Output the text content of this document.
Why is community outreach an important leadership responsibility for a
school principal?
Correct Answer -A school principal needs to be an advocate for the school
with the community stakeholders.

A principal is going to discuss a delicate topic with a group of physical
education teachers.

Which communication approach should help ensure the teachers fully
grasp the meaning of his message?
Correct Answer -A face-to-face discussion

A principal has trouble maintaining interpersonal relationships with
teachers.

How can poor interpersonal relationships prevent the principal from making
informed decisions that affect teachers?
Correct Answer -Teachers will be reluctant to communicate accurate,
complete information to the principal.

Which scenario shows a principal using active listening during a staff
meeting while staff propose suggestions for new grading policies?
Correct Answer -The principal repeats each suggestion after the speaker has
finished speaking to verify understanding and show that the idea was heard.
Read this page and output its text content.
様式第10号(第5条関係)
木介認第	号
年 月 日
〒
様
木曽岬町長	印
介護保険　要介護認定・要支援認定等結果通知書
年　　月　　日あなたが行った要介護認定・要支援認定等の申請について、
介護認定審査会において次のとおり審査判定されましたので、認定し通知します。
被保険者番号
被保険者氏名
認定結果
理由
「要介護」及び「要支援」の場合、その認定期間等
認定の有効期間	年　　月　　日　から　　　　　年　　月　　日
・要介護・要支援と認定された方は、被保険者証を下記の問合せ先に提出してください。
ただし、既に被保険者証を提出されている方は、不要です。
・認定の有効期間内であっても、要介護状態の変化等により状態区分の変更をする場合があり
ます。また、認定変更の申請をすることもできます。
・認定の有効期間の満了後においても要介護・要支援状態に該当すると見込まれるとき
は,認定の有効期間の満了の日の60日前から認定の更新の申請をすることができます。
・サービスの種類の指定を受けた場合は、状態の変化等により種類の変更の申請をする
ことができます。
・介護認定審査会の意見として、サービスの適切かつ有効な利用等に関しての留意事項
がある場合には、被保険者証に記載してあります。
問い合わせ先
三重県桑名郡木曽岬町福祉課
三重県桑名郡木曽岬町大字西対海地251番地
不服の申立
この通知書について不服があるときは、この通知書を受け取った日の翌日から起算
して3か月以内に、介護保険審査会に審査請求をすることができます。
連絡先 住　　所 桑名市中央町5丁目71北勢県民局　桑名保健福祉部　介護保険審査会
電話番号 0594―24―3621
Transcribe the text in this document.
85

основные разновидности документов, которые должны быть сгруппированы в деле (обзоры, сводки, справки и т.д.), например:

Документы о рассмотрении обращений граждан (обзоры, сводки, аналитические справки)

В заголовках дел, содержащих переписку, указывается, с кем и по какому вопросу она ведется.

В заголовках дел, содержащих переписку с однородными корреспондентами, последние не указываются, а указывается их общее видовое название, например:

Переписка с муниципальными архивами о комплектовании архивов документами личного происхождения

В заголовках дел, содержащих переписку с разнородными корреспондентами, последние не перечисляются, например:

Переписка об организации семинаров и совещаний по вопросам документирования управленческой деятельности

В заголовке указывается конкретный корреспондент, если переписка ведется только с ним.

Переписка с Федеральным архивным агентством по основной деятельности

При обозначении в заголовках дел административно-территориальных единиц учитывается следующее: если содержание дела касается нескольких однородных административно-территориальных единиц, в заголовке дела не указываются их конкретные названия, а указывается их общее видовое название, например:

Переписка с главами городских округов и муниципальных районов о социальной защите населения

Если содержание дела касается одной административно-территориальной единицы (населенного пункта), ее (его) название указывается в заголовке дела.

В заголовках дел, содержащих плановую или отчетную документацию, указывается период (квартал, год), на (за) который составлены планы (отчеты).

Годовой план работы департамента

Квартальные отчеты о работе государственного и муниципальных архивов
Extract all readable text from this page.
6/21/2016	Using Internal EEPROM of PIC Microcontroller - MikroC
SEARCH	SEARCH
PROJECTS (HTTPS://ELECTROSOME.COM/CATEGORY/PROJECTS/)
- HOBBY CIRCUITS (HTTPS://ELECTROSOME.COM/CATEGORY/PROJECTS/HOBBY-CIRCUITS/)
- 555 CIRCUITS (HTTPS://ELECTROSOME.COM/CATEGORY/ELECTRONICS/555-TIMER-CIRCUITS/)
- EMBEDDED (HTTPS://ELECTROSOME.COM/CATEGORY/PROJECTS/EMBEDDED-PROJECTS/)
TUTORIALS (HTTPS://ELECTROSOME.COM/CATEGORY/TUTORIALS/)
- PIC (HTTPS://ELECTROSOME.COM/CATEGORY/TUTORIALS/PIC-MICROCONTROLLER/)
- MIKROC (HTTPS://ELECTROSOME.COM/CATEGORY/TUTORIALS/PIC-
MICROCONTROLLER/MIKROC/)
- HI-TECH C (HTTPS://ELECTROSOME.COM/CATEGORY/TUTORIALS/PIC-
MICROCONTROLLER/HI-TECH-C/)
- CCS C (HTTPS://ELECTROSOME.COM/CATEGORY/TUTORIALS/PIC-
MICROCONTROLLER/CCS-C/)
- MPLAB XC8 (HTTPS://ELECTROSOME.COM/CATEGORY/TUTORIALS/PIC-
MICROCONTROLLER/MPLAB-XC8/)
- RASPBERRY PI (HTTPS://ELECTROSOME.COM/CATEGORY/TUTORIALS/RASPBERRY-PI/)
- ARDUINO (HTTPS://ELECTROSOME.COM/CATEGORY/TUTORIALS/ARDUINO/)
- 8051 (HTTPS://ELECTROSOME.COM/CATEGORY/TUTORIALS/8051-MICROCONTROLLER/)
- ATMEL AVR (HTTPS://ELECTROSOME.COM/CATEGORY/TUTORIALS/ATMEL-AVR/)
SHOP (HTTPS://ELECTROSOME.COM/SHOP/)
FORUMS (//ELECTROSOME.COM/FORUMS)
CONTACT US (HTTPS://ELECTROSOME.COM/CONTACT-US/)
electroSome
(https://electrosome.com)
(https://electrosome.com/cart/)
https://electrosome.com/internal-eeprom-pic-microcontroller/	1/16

REQUEST:
Copy out the lines in which the string "корреспондентами" appears.

EXERCISE RESPONSE:
В заголовках дел, содержащих переписку с однородными корреспондентами, последние не указываются, а указывается их общее видовое название, например:
В заголовках дел, содержащих переписку с разнородными корреспондентами, последние не перечисляются, например:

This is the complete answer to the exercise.